**Problem to work on**
Can all of these lines be returned exactly?

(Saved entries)
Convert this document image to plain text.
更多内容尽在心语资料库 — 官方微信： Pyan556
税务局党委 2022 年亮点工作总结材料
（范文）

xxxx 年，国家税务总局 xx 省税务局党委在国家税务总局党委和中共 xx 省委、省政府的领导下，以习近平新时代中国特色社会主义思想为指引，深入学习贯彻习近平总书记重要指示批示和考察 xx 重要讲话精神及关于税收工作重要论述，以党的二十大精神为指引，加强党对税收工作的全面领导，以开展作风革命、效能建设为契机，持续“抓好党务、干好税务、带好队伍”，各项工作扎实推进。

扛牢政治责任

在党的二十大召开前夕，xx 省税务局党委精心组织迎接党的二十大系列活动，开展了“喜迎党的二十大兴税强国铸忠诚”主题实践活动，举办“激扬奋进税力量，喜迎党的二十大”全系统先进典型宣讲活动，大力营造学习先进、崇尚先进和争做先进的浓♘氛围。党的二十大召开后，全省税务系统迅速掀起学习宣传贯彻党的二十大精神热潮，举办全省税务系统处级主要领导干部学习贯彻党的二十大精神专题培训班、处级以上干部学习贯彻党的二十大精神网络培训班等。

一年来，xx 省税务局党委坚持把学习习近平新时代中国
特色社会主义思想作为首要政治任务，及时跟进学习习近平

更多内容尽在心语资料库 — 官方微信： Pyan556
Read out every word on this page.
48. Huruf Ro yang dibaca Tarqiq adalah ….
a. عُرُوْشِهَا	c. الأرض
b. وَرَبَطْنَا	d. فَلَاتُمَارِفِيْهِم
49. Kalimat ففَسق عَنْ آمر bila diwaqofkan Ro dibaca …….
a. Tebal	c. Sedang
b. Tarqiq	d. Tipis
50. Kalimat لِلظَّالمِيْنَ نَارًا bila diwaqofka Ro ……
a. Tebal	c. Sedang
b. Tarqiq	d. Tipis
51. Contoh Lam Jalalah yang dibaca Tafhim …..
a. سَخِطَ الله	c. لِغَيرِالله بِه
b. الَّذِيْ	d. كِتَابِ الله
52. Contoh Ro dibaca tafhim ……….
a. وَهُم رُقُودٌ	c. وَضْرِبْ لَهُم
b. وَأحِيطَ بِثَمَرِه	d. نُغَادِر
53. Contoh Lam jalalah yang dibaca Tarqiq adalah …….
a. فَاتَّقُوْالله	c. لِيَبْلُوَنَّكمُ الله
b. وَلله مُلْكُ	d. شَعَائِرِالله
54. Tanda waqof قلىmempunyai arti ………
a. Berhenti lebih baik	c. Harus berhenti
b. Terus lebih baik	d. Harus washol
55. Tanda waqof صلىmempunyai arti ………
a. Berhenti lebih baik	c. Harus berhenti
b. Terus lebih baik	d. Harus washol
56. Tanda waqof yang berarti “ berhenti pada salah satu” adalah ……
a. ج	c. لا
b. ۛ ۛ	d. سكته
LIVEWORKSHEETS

**Exercise result**
Convert this document image to plain text.
更多内容尽在心语资料库 — 官方微信： Pyan556
税务局党委 2022 年亮点工作总结材料
（范文）

xxxx 年，国家税务总局 xx 省税务局党委在国家税务总局党委和中共 xx 省委、省政府的领导下，以习近平新时代中国特色社会主义思想为指引，深入学习贯彻习近平总书记重要指示批示和考察 xx 重要讲话精神及关于税收工作重要论述，以党的二十大精神为指引，加强党对税收工作的全面领导，以开展作风革命、效能建设为契机，持续“抓好党务、干好税务、带好队伍”，各项工作扎实推进。

扛牢政治责任

在党的二十大召开前夕，xx 省税务局党委精心组织迎接党的二十大系列活动，开展了“喜迎党的二十大兴税强国铸忠诚”主题实践活动，举办“激扬奋进税力量，喜迎党的二十大”全系统先进典型宣讲活动，大力营造学习先进、崇尚先进和争做先进的浓♘氛围。党的二十大召开后，全省税务系统迅速掀起学习宣传贯彻党的二十大精神热潮，举办全省税务系统处级主要领导干部学习贯彻党的二十大精神专题培训班、处级以上干部学习贯彻党的二十大精神网络培训班等。

一年来，xx 省税务局党委坚持把学习习近平新时代中国
特色社会主义思想作为首要政治任务，及时跟进学习习近平

更多内容尽在心语资料库 — 官方微信： Pyan556
Read out every word on this page.
48. Huruf Ro yang dibaca Tarqiq adalah ….
a. عُرُوْشِهَا	c. الأرض
b. وَرَبَطْنَا	d. فَلَاتُمَارِفِيْهِم
49. Kalimat ففَسق عَنْ آمر bila diwaqofkan Ro dibaca …….
a. Tebal	c. Sedang
b. Tarqiq	d. Tipis
50. Kalimat لِلظَّالمِيْنَ نَارًا bila diwaqofka Ro ……
a. Tebal	c. Sedang
b. Tarqiq	d. Tipis
51. Contoh Lam Jalalah yang dibaca Tafhim …..
a. سَخِطَ الله	c. لِغَيرِالله بِه
b. الَّذِيْ	d. كِتَابِ الله
52. Contoh Ro dibaca tafhim ……….
a. وَهُم رُقُودٌ	c. وَضْرِبْ لَهُم
b. وَأحِيطَ بِثَمَرِه	d. نُغَادِر
53. Contoh Lam jalalah yang dibaca Tarqiq adalah …….
a. فَاتَّقُوْالله	c. لِيَبْلُوَنَّكمُ الله
b. وَلله مُلْكُ	d. شَعَائِرِالله
54. Tanda waqof قلىmempunyai arti ………
a. Berhenti lebih baik	c. Harus berhenti
b. Terus lebih baik	d. Harus washol
55. Tanda waqof صلىmempunyai arti ………
a. Berhenti lebih baik	c. Harus berhenti
b. Terus lebih baik	d. Harus washol
56. Tanda waqof yang berarti “ berhenti pada salah satu” adalah ……
a. ج	c. لا
b. ۛ ۛ	d. سكته
LIVEWORKSHEETS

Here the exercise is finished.